### To be done
Return a copy of each line that holds the string "Setup".

### The records
-*-
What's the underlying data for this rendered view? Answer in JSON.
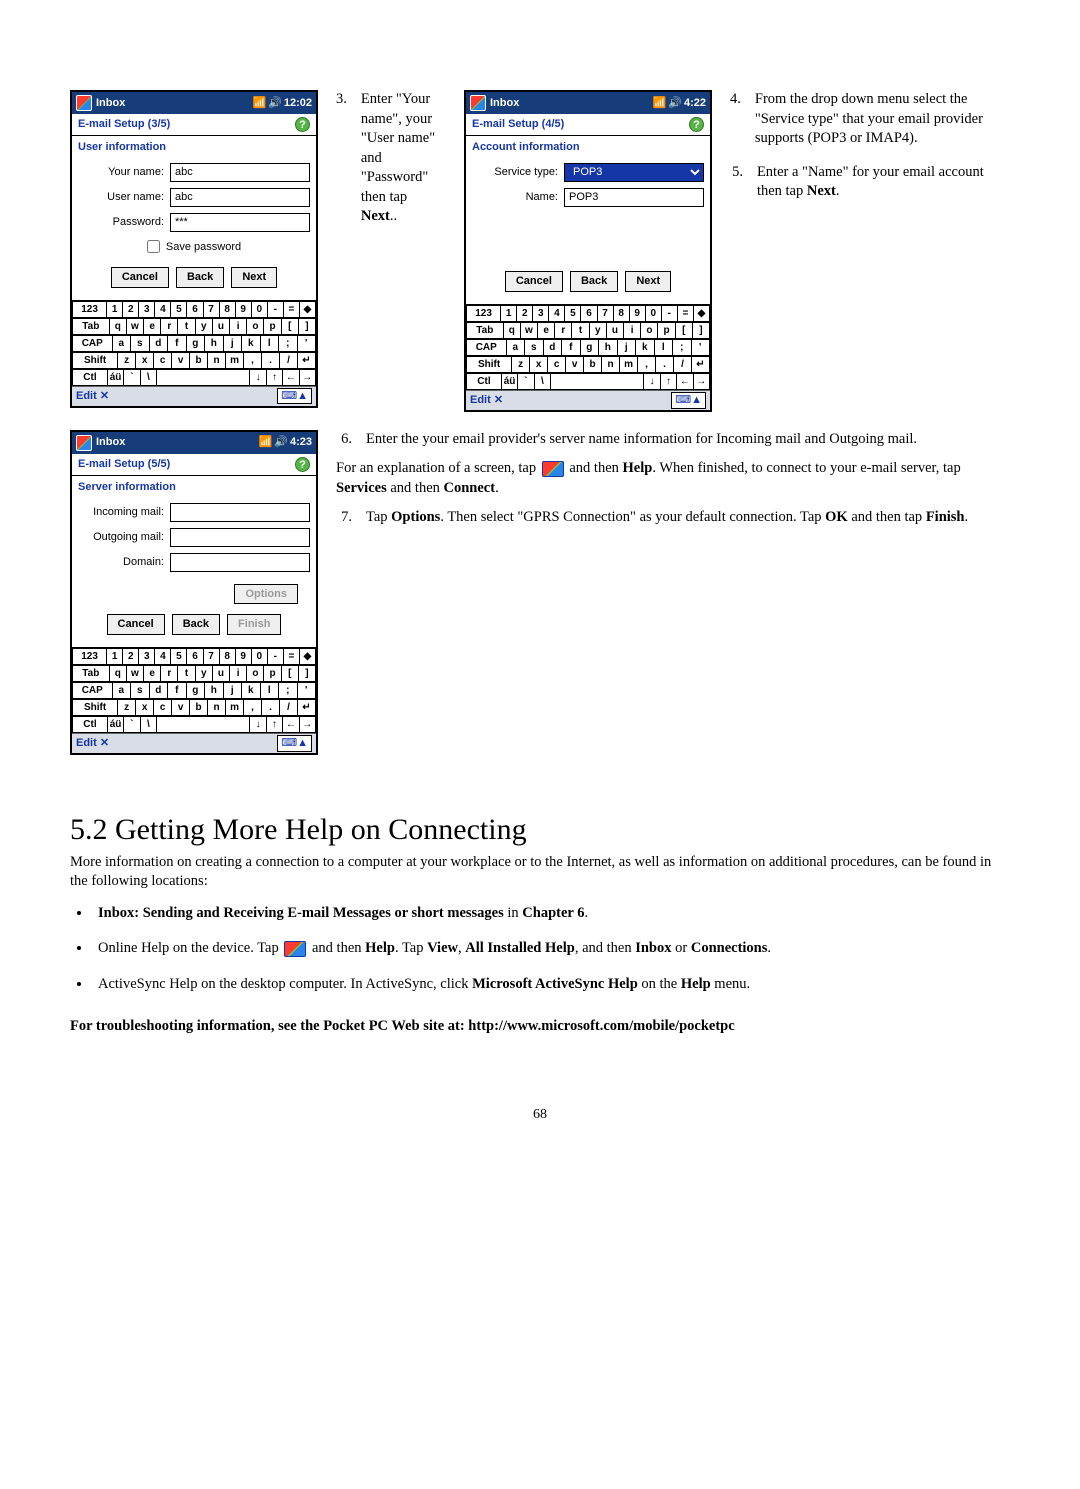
{
  "shot1": {
    "title": "Inbox",
    "time": "12:02",
    "step": "E-mail Setup (3/5)",
    "section": "User information",
    "yourname_lbl": "Your name:",
    "yourname_val": "abc",
    "username_lbl": "User name:",
    "username_val": "abc",
    "password_lbl": "Password:",
    "password_val": "***",
    "save_pw": "Save password",
    "cancel": "Cancel",
    "back": "Back",
    "next": "Next",
    "edit": "Edit ✕"
  },
  "shot2": {
    "title": "Inbox",
    "time": "4:22",
    "step": "E-mail Setup (4/5)",
    "section": "Account information",
    "svc_lbl": "Service type:",
    "svc_val": "POP3",
    "name_lbl": "Name:",
    "name_val": "POP3",
    "cancel": "Cancel",
    "back": "Back",
    "next": "Next",
    "edit": "Edit ✕"
  },
  "shot3": {
    "title": "Inbox",
    "time": "4:23",
    "step": "E-mail Setup (5/5)",
    "section": "Server information",
    "in_lbl": "Incoming mail:",
    "out_lbl": "Outgoing mail:",
    "dom_lbl": "Domain:",
    "options": "Options",
    "cancel": "Cancel",
    "back": "Back",
    "finish": "Finish",
    "edit": "Edit ✕"
  },
  "txt": {
    "s3a": "Enter \"Your name\", your \"User name\" and \"Password\" then tap ",
    "s3b": "Next",
    "s3c": "..",
    "s4a": "From the drop down menu select the \"Service type\" that your email provider supports (POP3 or IMAP4).",
    "s5a": "Enter a \"Name\" for your email account then tap ",
    "s5b": "Next",
    "s5c": ".",
    "s6": "Enter the your email provider's server name information for Incoming mail and Outgoing mail.",
    "expl_a": "For an explanation of a screen, tap ",
    "expl_b": " and then ",
    "expl_help": "Help",
    "expl_c": ". When finished, to connect to your e-mail server, tap ",
    "expl_srv": "Services",
    "expl_d": " and then ",
    "expl_con": "Connect",
    "expl_e": ".",
    "s7a": "Tap ",
    "s7opt": "Options",
    "s7b": ".  Then select \"GPRS Connection\" as your default connection.  Tap ",
    "s7ok": "OK",
    "s7c": " and then tap ",
    "s7fin": "Finish",
    "s7d": "."
  },
  "help": {
    "heading": "5.2 Getting More Help on Connecting",
    "intro": "More information on creating a connection to a computer at your workplace or to the Internet, as well as information on additional procedures, can be found in the following locations:",
    "b1a": "Inbox: Sending and Receiving E-mail Messages or short messages",
    "b1b": " in ",
    "b1c": "Chapter 6",
    "b1d": ".",
    "b2a": "Online Help on the device. Tap ",
    "b2b": " and then ",
    "b2help": "Help",
    "b2c": ". Tap ",
    "b2view": "View",
    "b2d": ", ",
    "b2all": "All Installed Help",
    "b2e": ", and then ",
    "b2in": "Inbox",
    "b2f": " or ",
    "b2con": "Connections",
    "b2g": ".",
    "b3a": "ActiveSync Help on the desktop computer. In ActiveSync, click ",
    "b3m": "Microsoft ActiveSync Help",
    "b3b": " on the ",
    "b3h": "Help",
    "b3c": " menu.",
    "foot": "For troubleshooting information, see the Pocket PC Web site at: http://www.microsoft.com/mobile/pocketpc"
  },
  "page": "68",
  "kbd": {
    "r1": [
      "123",
      "1",
      "2",
      "3",
      "4",
      "5",
      "6",
      "7",
      "8",
      "9",
      "0",
      "-",
      "=",
      "◆"
    ],
    "r2": [
      "Tab",
      "q",
      "w",
      "e",
      "r",
      "t",
      "y",
      "u",
      "i",
      "o",
      "p",
      "[",
      "]"
    ],
    "r3": [
      "CAP",
      "a",
      "s",
      "d",
      "f",
      "g",
      "h",
      "j",
      "k",
      "l",
      ";",
      "'"
    ],
    "r4": [
      "Shift",
      "z",
      "x",
      "c",
      "v",
      "b",
      "n",
      "m",
      ",",
      ".",
      "/",
      "↵"
    ],
    "r5": [
      "Ctl",
      "áü",
      "`",
      "\\",
      "",
      "↓",
      "↑",
      "←",
      "→"
    ]
  }
}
-*-
### Final result
    "step": "E-mail Setup (3/5)",
    "step": "E-mail Setup (4/5)",
    "step": "E-mail Setup (5/5)",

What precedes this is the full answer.